▸ **Consegna A**: Trascrivi fedelmente dal testo del documento il passo che va da "il mio sangue scorre" a "invano, ancora invano.".
▸ **Consegna B**: Elenca tutti i titoli degli esperimenti numerati che compaiono nel testo del documento.
▸ **Consegna C**: Secondo il testo del documento, quale poetessa ha uno stile "scomponibile"?

#### Testo del documento ####

SCOMPOSIZIONE POETICA. DISTRUGGERE PER CREARE

Molti di voi si saranno accorti che ci sono alcune poesie, ed alcuni poeti, con uno stile considerato ‘scomponibile’. Le loro poesie possono essere rimodellate a piacere e sfociare in un componimento derivato dal precedente ma che vive di vita propria, indipendente e autonoma.

Un poeta, anzi una poetessa, con queste caratteristiche è, secondo me, Emily Dickinson. Il suo stile criptico e sibillino poco adatto per gli uomini del suo tempo ci è molto utile in questo esperimento. Avrei potuto utilizzare i versi di altri poeti, più semplici e meno enigmatici, ma ci saremmo persi nei loro pensieri; e volevo che a rapirci (creativamente, s’intende) fossero le parole e non i pensieri.

Esperimento n. 01

Prendiamo ad esempio questa sua poesia. Se estrapolo tutte le parole di ogni verso e le mescolo, come i numeri del lotto, potrebbe uscire benissimo una nuova poesia; figlia della precedente ma diversa perché inconsciamente abbiamo rimodellato il contenuto a ‘nostra immagine e somiglianza’ direbbe Dio.

Capiterà che dei verbi o delle articolazioni poco si adattino al soggetto che avete scelto; siete liberi di fare delle piccole modifiche. Tuttavia, il mio consiglio è di sforzarsi e rimanere nel testo originario.

Testo originale Testo scomposto
Quando sento la parola ‘fuga’

il mio sangue scorre più veloce,

sorge in me improvvisa la speranza

e son pronta a volare.

Quando sento dire di prigioni

distrutte da soldati,

come un bambino scuoto le mie sbarre

invano, ancora invano.

Quando a volare sento la speranza

distrutta, invano, da soldati –

ancora più veloce scorre il mio sangue.

La parola scuote sbarre di prigioni

quando sento, in me, un bambino dire “improvvisa”. E come una fuga sorge: “Son pronta!”

Esperimento n. 02

A questa nuova composizione dateci un titolo. E provate ad analizzarlo scrivendo le sensazioni e le emozioni che tutta la composizione sorretta da quel titolo vi produce. Sono sicura che molti aspetti di voi emergeranno in maniera molto poetica

Esperimento n. 03

Fate leggere la nuova composizione al vostro compagno di corso, ma senza fargli vedere il titolo. Fatelo scrivere a lui.

GUARDARE O VEDERE?

Rimango sempre stupita delle grandi sfumature presenti nella lingua italiana.

In particolare esistono due verbi che spesso hanno destato la mia attenzione, sia per il significato in sé sia per la diversità di utilizzo.

Sono il verbo guardare e il verbo vedere.

Spesso li utilizziamo come sinonimi ma, secondo me, è riduttivo.

#### Dati registrati ####

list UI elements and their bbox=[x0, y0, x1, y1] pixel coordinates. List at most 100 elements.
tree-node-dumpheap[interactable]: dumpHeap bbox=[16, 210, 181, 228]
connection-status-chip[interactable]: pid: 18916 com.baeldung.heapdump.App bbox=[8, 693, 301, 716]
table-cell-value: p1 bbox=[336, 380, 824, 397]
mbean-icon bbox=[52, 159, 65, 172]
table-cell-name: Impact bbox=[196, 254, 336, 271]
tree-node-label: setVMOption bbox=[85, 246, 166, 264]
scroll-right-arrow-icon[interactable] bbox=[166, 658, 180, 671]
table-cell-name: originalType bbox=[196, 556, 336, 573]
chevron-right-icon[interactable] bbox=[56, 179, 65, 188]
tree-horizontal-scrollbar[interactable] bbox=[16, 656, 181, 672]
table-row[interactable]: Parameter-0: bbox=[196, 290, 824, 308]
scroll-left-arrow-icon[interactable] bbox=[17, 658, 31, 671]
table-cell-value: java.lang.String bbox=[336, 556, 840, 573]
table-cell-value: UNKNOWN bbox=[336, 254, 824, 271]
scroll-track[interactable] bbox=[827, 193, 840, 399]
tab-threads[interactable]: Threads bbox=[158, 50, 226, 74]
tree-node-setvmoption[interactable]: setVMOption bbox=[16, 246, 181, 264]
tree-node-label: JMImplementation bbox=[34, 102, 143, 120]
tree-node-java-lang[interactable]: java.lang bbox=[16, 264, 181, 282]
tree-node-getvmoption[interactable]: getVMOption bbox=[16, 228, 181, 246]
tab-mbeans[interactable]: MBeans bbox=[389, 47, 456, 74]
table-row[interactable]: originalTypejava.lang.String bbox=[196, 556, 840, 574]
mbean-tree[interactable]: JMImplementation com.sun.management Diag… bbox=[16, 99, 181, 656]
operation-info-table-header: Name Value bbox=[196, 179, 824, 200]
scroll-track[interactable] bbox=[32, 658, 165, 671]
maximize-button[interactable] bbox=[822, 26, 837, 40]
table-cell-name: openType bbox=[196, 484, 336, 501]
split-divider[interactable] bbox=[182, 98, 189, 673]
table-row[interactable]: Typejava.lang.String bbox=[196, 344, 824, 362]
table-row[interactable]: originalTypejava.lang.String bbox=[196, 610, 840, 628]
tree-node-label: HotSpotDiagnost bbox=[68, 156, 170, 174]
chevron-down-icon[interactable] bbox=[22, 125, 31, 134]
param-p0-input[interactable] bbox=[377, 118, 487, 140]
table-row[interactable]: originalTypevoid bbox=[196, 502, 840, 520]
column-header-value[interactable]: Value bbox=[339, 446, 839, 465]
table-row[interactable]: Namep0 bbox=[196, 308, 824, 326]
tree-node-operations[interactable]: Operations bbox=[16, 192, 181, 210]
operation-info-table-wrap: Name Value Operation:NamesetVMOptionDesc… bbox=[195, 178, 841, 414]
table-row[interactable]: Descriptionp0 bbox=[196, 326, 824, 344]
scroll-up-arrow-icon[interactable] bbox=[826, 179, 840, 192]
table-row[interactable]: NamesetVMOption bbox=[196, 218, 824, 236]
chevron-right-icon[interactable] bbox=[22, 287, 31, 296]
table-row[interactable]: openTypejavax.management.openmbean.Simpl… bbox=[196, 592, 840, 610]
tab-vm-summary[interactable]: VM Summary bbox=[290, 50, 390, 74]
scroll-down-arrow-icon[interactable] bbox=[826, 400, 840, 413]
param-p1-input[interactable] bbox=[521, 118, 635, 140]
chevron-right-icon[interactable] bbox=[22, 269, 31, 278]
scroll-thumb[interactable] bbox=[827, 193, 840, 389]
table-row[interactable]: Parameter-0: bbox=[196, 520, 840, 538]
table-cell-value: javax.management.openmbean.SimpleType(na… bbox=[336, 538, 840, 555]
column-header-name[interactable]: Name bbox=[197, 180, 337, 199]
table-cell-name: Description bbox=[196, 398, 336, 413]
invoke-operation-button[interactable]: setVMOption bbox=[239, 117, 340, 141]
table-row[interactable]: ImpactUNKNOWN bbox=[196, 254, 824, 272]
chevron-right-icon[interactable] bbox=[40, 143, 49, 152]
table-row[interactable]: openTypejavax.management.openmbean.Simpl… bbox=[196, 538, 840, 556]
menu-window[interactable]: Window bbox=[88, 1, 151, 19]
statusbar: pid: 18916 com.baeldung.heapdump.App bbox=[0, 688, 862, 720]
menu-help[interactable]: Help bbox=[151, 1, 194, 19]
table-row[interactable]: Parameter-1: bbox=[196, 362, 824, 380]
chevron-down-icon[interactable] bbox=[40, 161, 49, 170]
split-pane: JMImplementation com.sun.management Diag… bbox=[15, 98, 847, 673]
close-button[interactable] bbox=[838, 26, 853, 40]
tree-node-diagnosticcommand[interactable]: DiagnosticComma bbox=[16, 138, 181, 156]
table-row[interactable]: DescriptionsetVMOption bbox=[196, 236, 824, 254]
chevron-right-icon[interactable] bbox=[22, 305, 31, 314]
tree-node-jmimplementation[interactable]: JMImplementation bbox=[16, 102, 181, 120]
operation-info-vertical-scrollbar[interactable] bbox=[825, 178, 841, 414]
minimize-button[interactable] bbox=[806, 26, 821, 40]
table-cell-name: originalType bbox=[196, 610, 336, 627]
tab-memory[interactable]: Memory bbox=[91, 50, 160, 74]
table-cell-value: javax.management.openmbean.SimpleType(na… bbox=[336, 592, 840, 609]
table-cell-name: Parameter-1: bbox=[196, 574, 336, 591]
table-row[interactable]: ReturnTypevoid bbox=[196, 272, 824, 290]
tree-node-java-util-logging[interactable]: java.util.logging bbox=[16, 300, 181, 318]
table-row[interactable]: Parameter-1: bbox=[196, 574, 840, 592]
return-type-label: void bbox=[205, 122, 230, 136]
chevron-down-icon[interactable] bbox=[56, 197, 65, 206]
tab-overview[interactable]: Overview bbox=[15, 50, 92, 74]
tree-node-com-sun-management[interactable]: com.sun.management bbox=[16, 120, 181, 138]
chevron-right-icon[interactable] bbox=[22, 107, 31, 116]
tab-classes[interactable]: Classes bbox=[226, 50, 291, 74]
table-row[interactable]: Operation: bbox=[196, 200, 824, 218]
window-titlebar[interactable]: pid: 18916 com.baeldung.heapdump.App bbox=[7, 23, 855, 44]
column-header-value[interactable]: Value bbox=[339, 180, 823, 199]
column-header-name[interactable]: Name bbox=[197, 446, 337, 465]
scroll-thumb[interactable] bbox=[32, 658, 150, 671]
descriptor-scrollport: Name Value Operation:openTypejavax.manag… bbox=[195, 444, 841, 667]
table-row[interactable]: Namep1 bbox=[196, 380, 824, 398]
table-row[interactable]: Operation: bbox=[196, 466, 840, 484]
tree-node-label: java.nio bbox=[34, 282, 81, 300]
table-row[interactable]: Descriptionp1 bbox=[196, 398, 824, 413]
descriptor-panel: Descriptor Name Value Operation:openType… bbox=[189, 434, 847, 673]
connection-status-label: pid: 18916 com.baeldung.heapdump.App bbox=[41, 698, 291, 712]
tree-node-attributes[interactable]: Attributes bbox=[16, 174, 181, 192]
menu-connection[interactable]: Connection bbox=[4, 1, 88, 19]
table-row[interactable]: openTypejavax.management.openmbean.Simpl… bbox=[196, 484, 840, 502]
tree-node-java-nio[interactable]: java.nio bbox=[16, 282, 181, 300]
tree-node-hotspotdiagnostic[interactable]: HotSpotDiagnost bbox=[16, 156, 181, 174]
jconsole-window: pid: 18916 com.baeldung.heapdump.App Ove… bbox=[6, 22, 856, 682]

####

▸ **Soluzione A**:
il mio sangue scorre più veloce,

sorge in me improvvisa la speranza

e son pronta a volare.

Quando sento dire di prigioni

distrutte da soldati,

come un bambino scuoto le mie sbarre

invano, ancora invano.

▸ **Soluzione B**:
Esperimento n. 01
Esperimento n. 02
Esperimento n. 03

▸ **Soluzione C**: Emily Dickinson.